What you will do -
Go through the records and extract every line with the word "цена".

Exercise data -
--- begin ---

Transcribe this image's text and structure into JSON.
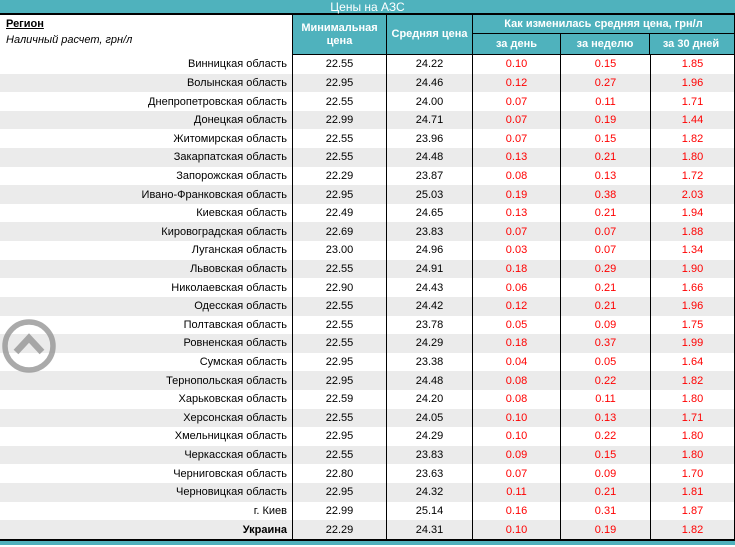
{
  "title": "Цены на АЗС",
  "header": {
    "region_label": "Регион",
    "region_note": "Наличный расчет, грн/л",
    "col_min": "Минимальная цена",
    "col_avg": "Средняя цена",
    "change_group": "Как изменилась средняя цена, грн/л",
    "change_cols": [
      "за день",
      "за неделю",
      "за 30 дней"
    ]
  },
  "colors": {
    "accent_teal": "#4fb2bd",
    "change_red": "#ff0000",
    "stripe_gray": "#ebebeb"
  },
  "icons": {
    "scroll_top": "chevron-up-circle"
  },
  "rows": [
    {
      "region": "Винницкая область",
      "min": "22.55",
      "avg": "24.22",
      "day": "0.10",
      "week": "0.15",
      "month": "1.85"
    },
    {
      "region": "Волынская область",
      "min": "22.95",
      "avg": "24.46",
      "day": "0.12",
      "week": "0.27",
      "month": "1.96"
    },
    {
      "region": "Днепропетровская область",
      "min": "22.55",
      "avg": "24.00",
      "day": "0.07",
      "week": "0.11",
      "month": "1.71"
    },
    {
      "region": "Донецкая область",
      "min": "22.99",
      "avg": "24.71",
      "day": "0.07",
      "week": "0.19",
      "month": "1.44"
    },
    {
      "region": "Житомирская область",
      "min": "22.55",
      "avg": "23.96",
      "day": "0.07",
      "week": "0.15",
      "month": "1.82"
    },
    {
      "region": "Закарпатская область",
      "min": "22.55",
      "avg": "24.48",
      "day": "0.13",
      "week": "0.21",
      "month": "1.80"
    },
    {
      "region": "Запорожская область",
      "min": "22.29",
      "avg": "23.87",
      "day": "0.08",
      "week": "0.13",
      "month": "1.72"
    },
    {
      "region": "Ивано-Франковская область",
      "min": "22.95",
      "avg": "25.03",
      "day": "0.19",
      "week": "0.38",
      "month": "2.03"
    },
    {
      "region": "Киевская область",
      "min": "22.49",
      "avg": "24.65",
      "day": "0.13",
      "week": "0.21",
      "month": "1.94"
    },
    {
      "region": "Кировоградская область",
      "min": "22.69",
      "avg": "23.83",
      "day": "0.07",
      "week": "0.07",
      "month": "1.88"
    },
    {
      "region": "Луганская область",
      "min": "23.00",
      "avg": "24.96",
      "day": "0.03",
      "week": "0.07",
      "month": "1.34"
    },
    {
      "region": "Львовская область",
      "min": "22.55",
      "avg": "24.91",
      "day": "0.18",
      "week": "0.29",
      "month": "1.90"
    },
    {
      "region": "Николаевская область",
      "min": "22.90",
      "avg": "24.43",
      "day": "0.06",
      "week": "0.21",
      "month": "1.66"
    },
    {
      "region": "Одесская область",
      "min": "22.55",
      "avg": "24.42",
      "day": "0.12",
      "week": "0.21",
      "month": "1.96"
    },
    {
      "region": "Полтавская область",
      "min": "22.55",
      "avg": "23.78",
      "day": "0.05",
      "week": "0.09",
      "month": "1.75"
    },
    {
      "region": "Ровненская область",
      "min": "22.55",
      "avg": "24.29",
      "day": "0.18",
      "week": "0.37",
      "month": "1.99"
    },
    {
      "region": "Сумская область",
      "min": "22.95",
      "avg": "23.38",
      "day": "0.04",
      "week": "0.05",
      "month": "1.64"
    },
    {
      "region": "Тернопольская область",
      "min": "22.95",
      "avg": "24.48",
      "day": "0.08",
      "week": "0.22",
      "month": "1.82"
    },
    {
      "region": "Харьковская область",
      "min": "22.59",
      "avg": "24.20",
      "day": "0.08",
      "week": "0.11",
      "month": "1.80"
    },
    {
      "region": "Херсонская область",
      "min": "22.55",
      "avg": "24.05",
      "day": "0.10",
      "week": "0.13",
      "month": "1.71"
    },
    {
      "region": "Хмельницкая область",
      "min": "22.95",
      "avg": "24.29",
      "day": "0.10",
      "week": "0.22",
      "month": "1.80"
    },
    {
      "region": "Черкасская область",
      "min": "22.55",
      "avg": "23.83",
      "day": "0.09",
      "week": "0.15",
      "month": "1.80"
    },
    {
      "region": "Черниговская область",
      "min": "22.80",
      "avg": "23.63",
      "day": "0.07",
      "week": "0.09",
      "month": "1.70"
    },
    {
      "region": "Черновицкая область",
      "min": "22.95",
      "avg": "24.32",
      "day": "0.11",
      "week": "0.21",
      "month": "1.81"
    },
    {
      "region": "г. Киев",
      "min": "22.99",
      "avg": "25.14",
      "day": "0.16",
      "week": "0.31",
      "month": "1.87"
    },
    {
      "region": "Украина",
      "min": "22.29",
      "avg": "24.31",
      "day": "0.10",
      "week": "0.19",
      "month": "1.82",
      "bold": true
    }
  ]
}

--- end ---
--- begin ---

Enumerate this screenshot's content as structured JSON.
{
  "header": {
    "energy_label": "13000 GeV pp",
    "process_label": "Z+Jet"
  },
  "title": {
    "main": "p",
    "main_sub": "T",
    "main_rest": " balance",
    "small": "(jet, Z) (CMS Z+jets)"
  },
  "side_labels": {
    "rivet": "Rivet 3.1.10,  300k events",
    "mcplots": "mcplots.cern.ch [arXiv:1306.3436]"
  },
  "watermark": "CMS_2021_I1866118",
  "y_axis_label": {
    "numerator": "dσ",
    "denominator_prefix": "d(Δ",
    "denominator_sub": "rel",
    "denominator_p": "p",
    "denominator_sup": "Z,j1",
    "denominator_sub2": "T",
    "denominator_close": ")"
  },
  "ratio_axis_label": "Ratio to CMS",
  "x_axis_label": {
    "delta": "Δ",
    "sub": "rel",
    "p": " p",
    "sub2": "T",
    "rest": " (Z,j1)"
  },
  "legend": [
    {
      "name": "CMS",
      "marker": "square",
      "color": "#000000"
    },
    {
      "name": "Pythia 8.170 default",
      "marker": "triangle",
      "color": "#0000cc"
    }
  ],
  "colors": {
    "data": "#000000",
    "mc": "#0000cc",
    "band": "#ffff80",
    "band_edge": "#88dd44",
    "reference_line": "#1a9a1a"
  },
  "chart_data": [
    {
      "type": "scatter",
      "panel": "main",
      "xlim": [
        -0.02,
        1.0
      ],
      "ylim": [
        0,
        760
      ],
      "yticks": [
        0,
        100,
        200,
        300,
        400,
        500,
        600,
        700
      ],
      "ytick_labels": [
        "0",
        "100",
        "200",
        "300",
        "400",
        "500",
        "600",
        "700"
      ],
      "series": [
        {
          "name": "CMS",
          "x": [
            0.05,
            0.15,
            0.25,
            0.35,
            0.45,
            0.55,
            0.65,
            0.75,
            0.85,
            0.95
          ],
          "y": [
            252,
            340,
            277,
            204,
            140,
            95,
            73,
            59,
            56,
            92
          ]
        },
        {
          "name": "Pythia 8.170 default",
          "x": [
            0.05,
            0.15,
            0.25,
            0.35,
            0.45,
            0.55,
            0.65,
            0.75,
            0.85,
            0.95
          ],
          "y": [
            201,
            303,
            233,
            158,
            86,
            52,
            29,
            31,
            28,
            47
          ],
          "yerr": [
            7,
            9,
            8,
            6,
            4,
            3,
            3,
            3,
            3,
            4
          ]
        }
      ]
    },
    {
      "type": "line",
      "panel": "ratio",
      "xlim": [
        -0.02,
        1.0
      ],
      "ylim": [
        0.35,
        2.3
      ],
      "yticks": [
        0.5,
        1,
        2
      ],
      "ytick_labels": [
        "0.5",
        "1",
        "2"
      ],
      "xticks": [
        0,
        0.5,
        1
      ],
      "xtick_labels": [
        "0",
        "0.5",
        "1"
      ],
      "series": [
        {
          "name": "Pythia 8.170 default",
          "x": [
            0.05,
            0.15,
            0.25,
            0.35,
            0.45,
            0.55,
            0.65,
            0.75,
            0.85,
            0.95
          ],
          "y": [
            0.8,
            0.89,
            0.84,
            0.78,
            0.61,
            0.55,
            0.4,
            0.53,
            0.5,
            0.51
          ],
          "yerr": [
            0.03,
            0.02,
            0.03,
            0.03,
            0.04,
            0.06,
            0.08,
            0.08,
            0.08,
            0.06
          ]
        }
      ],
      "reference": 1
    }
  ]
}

--- end ---

Solved exercise -
    "col_min": "Минимальная цена",
    "col_avg": "Средняя цена",
    "change_group": "Как изменилась средняя цена, грн/л",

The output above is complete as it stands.